# START OF Material
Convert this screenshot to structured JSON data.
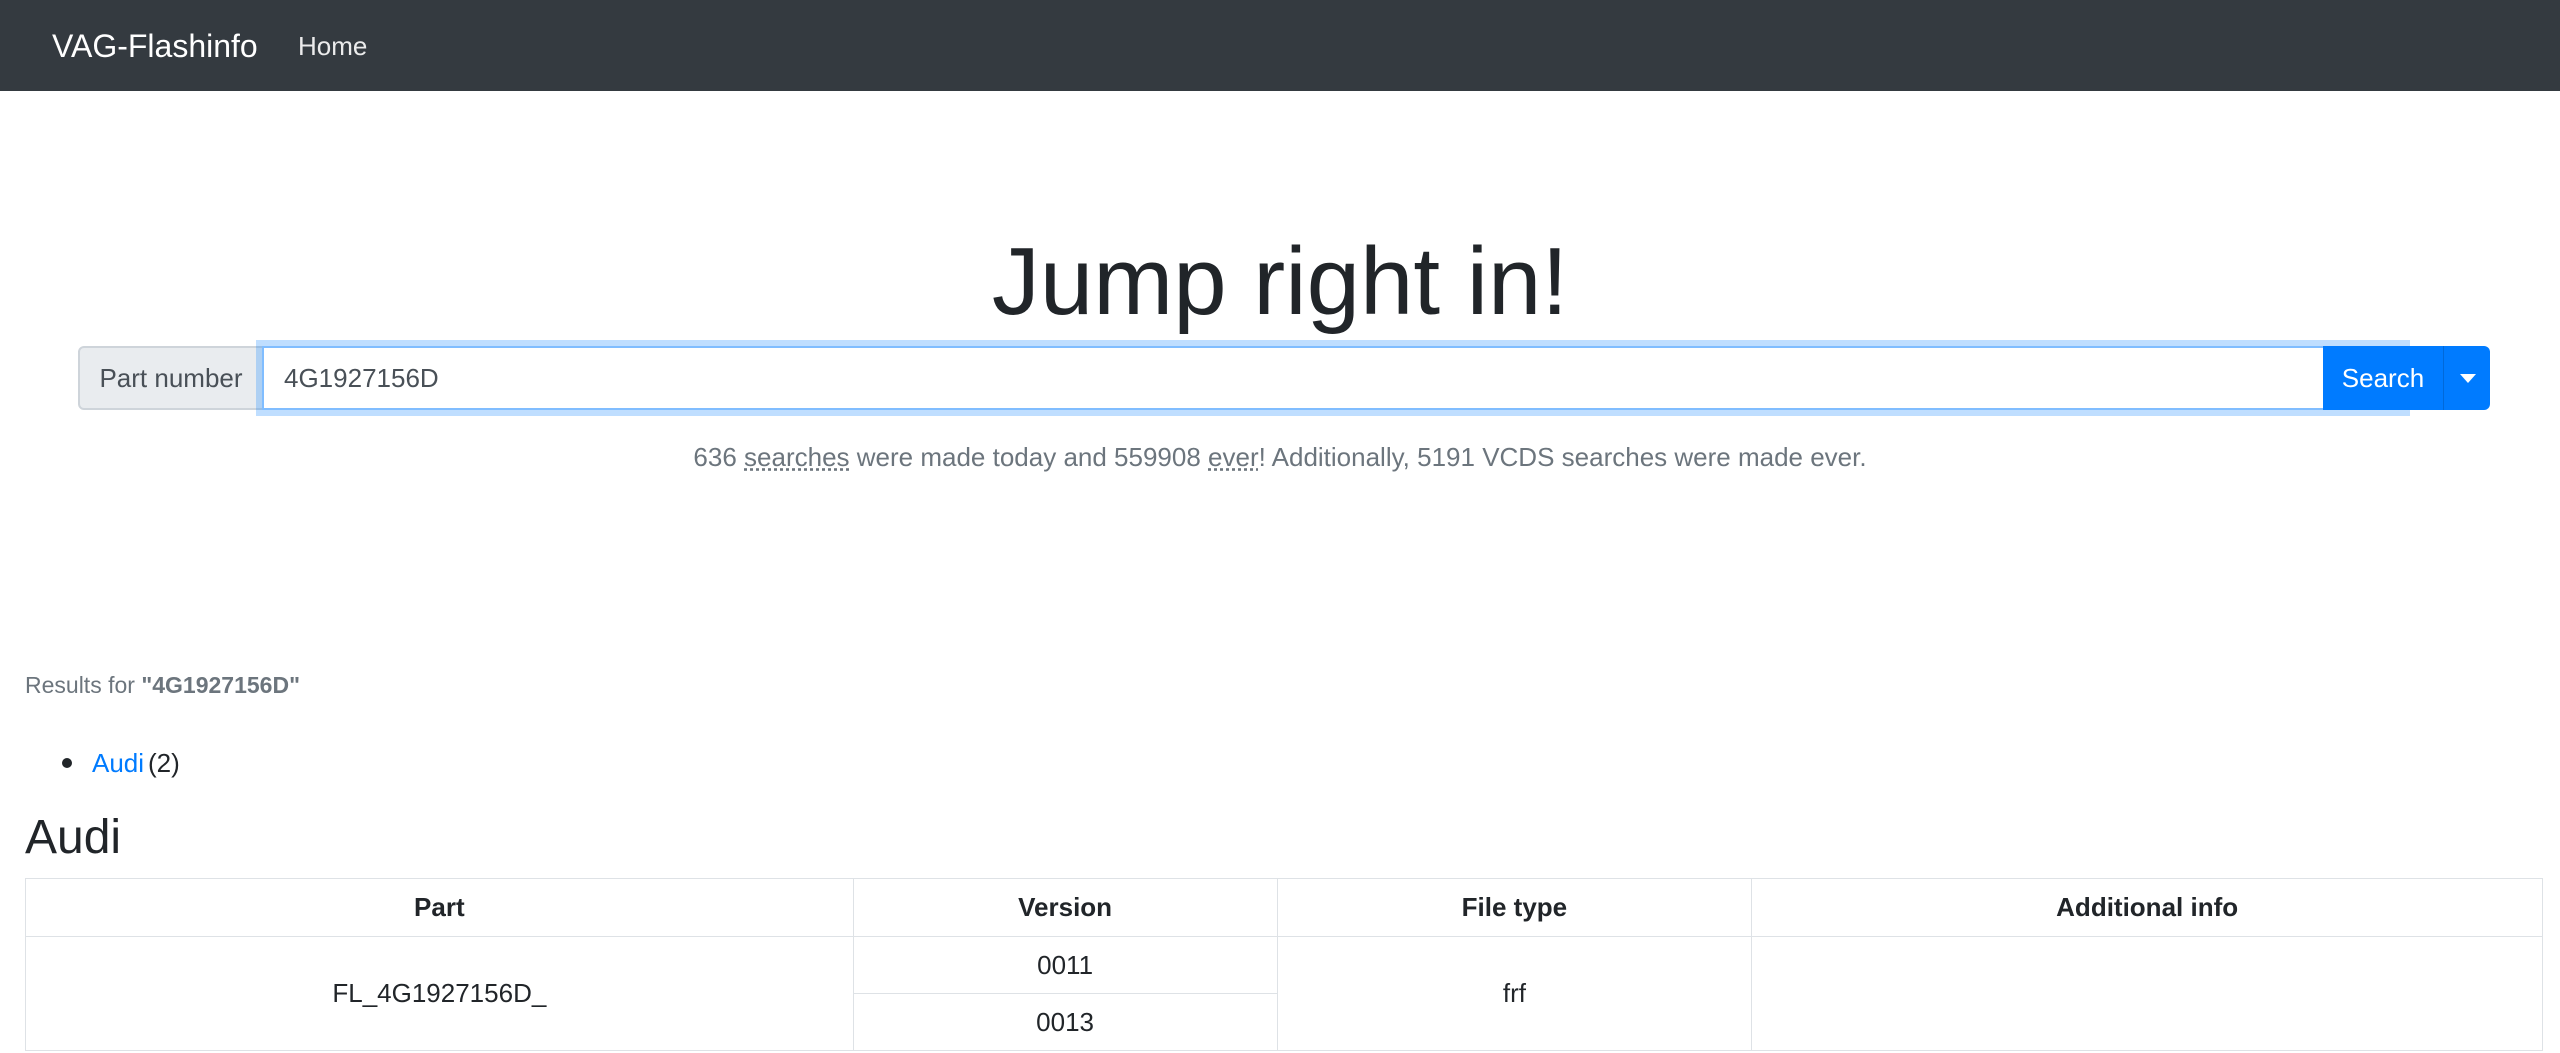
{
  "navbar": {
    "brand": "VAG-Flashinfo",
    "home_link": "Home"
  },
  "hero": {
    "title": "Jump right in!"
  },
  "search": {
    "addon_label": "Part number",
    "input_value": "4G1927156D",
    "button_label": "Search"
  },
  "stats": {
    "today_count": "636",
    "searches_word": "searches",
    "made_today_text": " were made today and ",
    "ever_count": "559908",
    "ever_word": "ever",
    "vcds_text": "! Additionally, 5191 VCDS searches were made ever."
  },
  "results": {
    "prefix": "Results for ",
    "query": "\"4G1927156D\"",
    "brands": [
      {
        "name": "Audi",
        "count": "(2)"
      }
    ]
  },
  "section": {
    "title": "Audi"
  },
  "table": {
    "headers": [
      "Part",
      "Version",
      "File type",
      "Additional info"
    ],
    "part": "FL_4G1927156D_",
    "versions": [
      "0011",
      "0013"
    ],
    "file_type": "frf",
    "additional_info": ""
  },
  "colors": {
    "navbar_bg": "#343a40",
    "primary": "#007bff",
    "muted_text": "#6c757d"
  }
}
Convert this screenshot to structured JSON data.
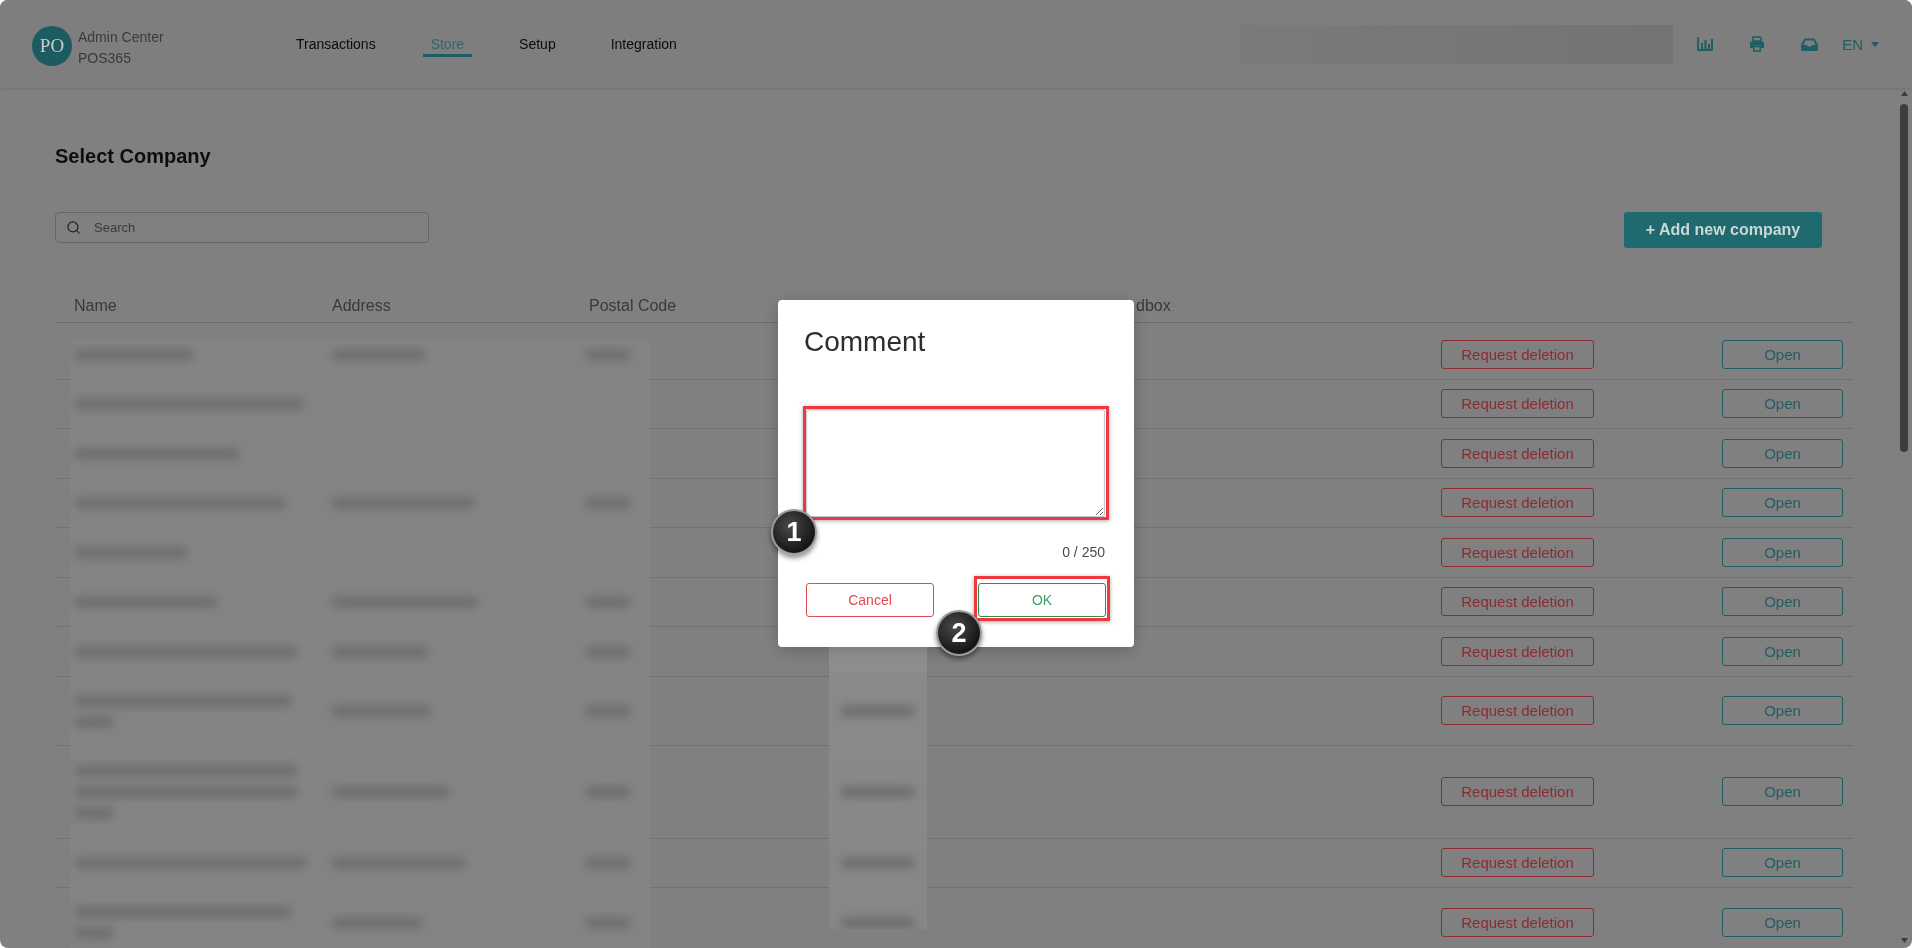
{
  "app": {
    "logo": "PO",
    "title": "Admin Center",
    "subtitle": "POS365"
  },
  "nav": [
    {
      "label": "Transactions",
      "selected": false
    },
    {
      "label": "Store",
      "selected": true
    },
    {
      "label": "Setup",
      "selected": false
    },
    {
      "label": "Integration",
      "selected": false
    }
  ],
  "header": {
    "redacted_box": true,
    "language": "EN"
  },
  "page": {
    "title": "Select Company",
    "search": {
      "placeholder": "Search"
    },
    "add_button": "+ Add new company"
  },
  "table": {
    "columns": [
      "Name",
      "Address",
      "Postal Code",
      "dbox"
    ],
    "left_redacted": true,
    "middle_redacted": true,
    "rows": [
      {
        "kind": "one_line",
        "delete_label": "Request deletion",
        "open_label": "Open"
      },
      {
        "kind": "one_line",
        "delete_label": "Request deletion",
        "open_label": "Open"
      },
      {
        "kind": "one_line",
        "delete_label": "Request deletion",
        "open_label": "Open"
      },
      {
        "kind": "one_line",
        "delete_label": "Request deletion",
        "open_label": "Open"
      },
      {
        "kind": "one_line",
        "delete_label": "Request deletion",
        "open_label": "Open"
      },
      {
        "kind": "one_line",
        "delete_label": "Request deletion",
        "open_label": "Open"
      },
      {
        "kind": "one_line",
        "delete_label": "Request deletion",
        "open_label": "Open"
      },
      {
        "kind": "two_line",
        "delete_label": "Request deletion",
        "open_label": "Open"
      },
      {
        "kind": "three_line",
        "delete_label": "Request deletion",
        "open_label": "Open"
      },
      {
        "kind": "one_line",
        "delete_label": "Request deletion",
        "open_label": "Open"
      },
      {
        "kind": "two_line",
        "delete_label": "Request deletion",
        "open_label": "Open"
      }
    ]
  },
  "dialog": {
    "title": "Comment",
    "comment_field": {
      "highlighted": true,
      "callout": "1"
    },
    "counter": "0 / 250",
    "buttons": [
      {
        "kind": "cancel",
        "label": "Cancel",
        "highlighted": false
      },
      {
        "kind": "confirm",
        "label": "OK",
        "highlighted": true,
        "callout": "2"
      }
    ]
  }
}
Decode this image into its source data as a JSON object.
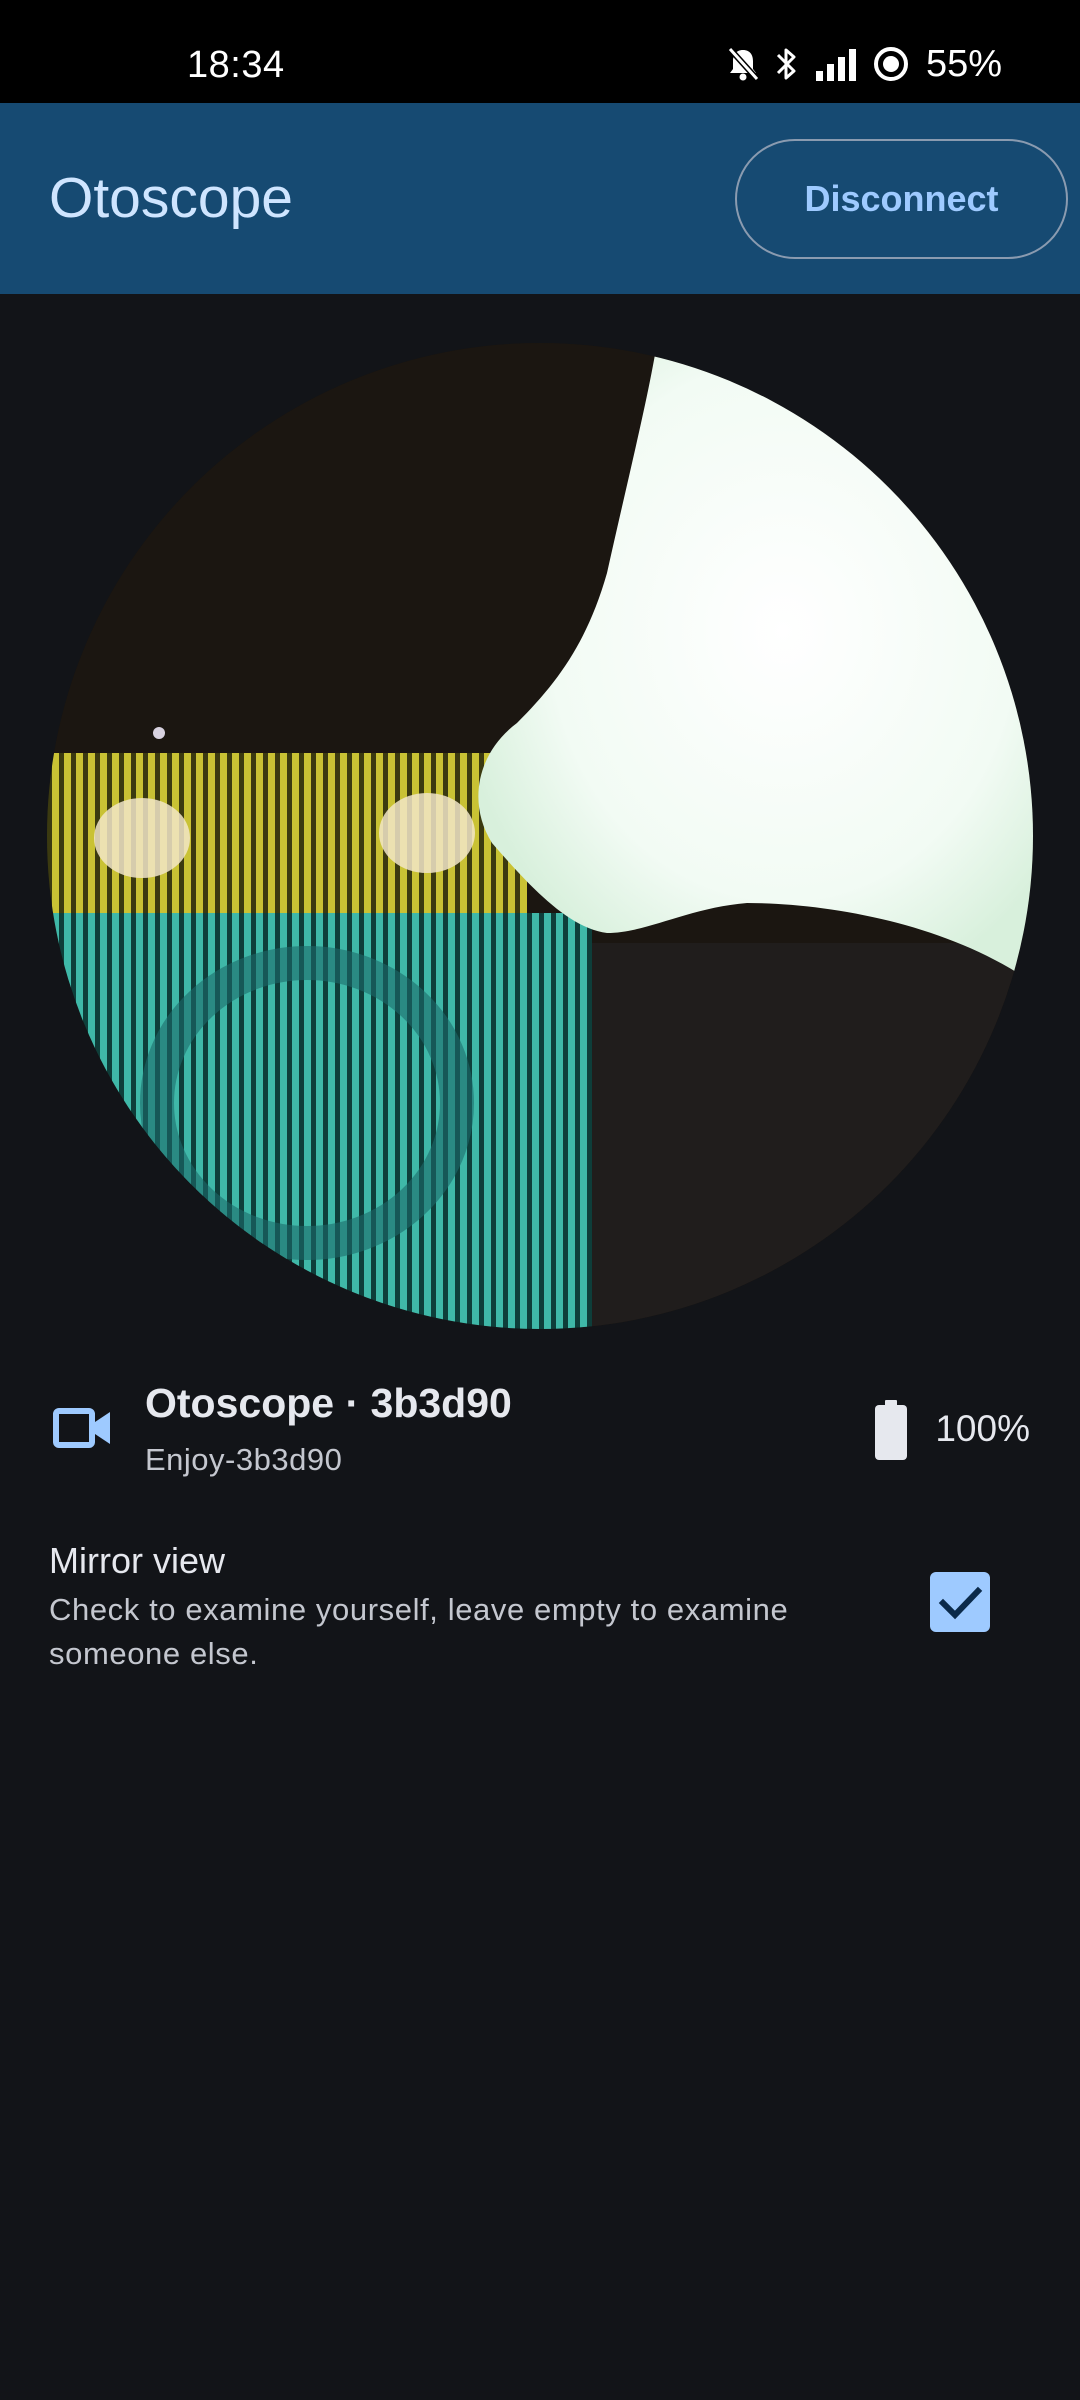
# END OF Material
## [What you are asked to do]
Repeat the lines above exactly, and keep every picture out.

## [Solution for this task]
Convert this screenshot to structured JSON data.
{
  "navbar": {
    "brand": "VAG-Flashinfo",
    "home_link": "Home"
  },
  "hero": {
    "title": "Jump right in!"
  },
  "search": {
    "addon_label": "Part number",
    "input_value": "4G1927156D",
    "button_label": "Search"
  },
  "stats": {
    "today_count": "636",
    "searches_word": "searches",
    "made_today_text": " were made today and ",
    "ever_count": "559908",
    "ever_word": "ever",
    "vcds_text": "! Additionally, 5191 VCDS searches were made ever."
  },
  "results": {
    "prefix": "Results for ",
    "query": "\"4G1927156D\"",
    "brands": [
      {
        "name": "Audi",
        "count": "(2)"
      }
    ]
  },
  "section": {
    "title": "Audi"
  },
  "table": {
    "headers": [
      "Part",
      "Version",
      "File type",
      "Additional info"
    ],
    "part": "FL_4G1927156D_",
    "versions": [
      "0011",
      "0013"
    ],
    "file_type": "frf",
    "additional_info": ""
  },
  "colors": {
    "navbar_bg": "#343a40",
    "primary": "#007bff",
    "muted_text": "#6c757d"
  }
}
Convert this screenshot to structured JSON data.
{
  "app": {
    "logo": "PO",
    "title": "Admin Center",
    "subtitle": "POS365"
  },
  "nav": [
    {
      "label": "Transactions",
      "selected": false
    },
    {
      "label": "Store",
      "selected": true
    },
    {
      "label": "Setup",
      "selected": false
    },
    {
      "label": "Integration",
      "selected": false
    }
  ],
  "header": {
    "redacted_box": true,
    "language": "EN"
  },
  "page": {
    "title": "Select Company",
    "search": {
      "placeholder": "Search"
    },
    "add_button": "+ Add new company"
  },
  "table": {
    "columns": [
      "Name",
      "Address",
      "Postal Code",
      "dbox"
    ],
    "left_redacted": true,
    "middle_redacted": true,
    "rows": [
      {
        "kind": "one_line",
        "delete_label": "Request deletion",
        "open_label": "Open"
      },
      {
        "kind": "one_line",
        "delete_label": "Request deletion",
        "open_label": "Open"
      },
      {
        "kind": "one_line",
        "delete_label": "Request deletion",
        "open_label": "Open"
      },
      {
        "kind": "one_line",
        "delete_label": "Request deletion",
        "open_label": "Open"
      },
      {
        "kind": "one_line",
        "delete_label": "Request deletion",
        "open_label": "Open"
      },
      {
        "kind": "one_line",
        "delete_label": "Request deletion",
        "open_label": "Open"
      },
      {
        "kind": "one_line",
        "delete_label": "Request deletion",
        "open_label": "Open"
      },
      {
        "kind": "two_line",
        "delete_label": "Request deletion",
        "open_label": "Open"
      },
      {
        "kind": "three_line",
        "delete_label": "Request deletion",
        "open_label": "Open"
      },
      {
        "kind": "one_line",
        "delete_label": "Request deletion",
        "open_label": "Open"
      },
      {
        "kind": "two_line",
        "delete_label": "Request deletion",
        "open_label": "Open"
      }
    ]
  },
  "dialog": {
    "title": "Comment",
    "comment_field": {
      "highlighted": true,
      "callout": "1"
    },
    "counter": "0 / 250",
    "buttons": [
      {
        "kind": "cancel",
        "label": "Cancel",
        "highlighted": false
      },
      {
        "kind": "confirm",
        "label": "OK",
        "highlighted": true,
        "callout": "2"
      }
    ]
  }
}
Decode this image into its source data as a JSON object.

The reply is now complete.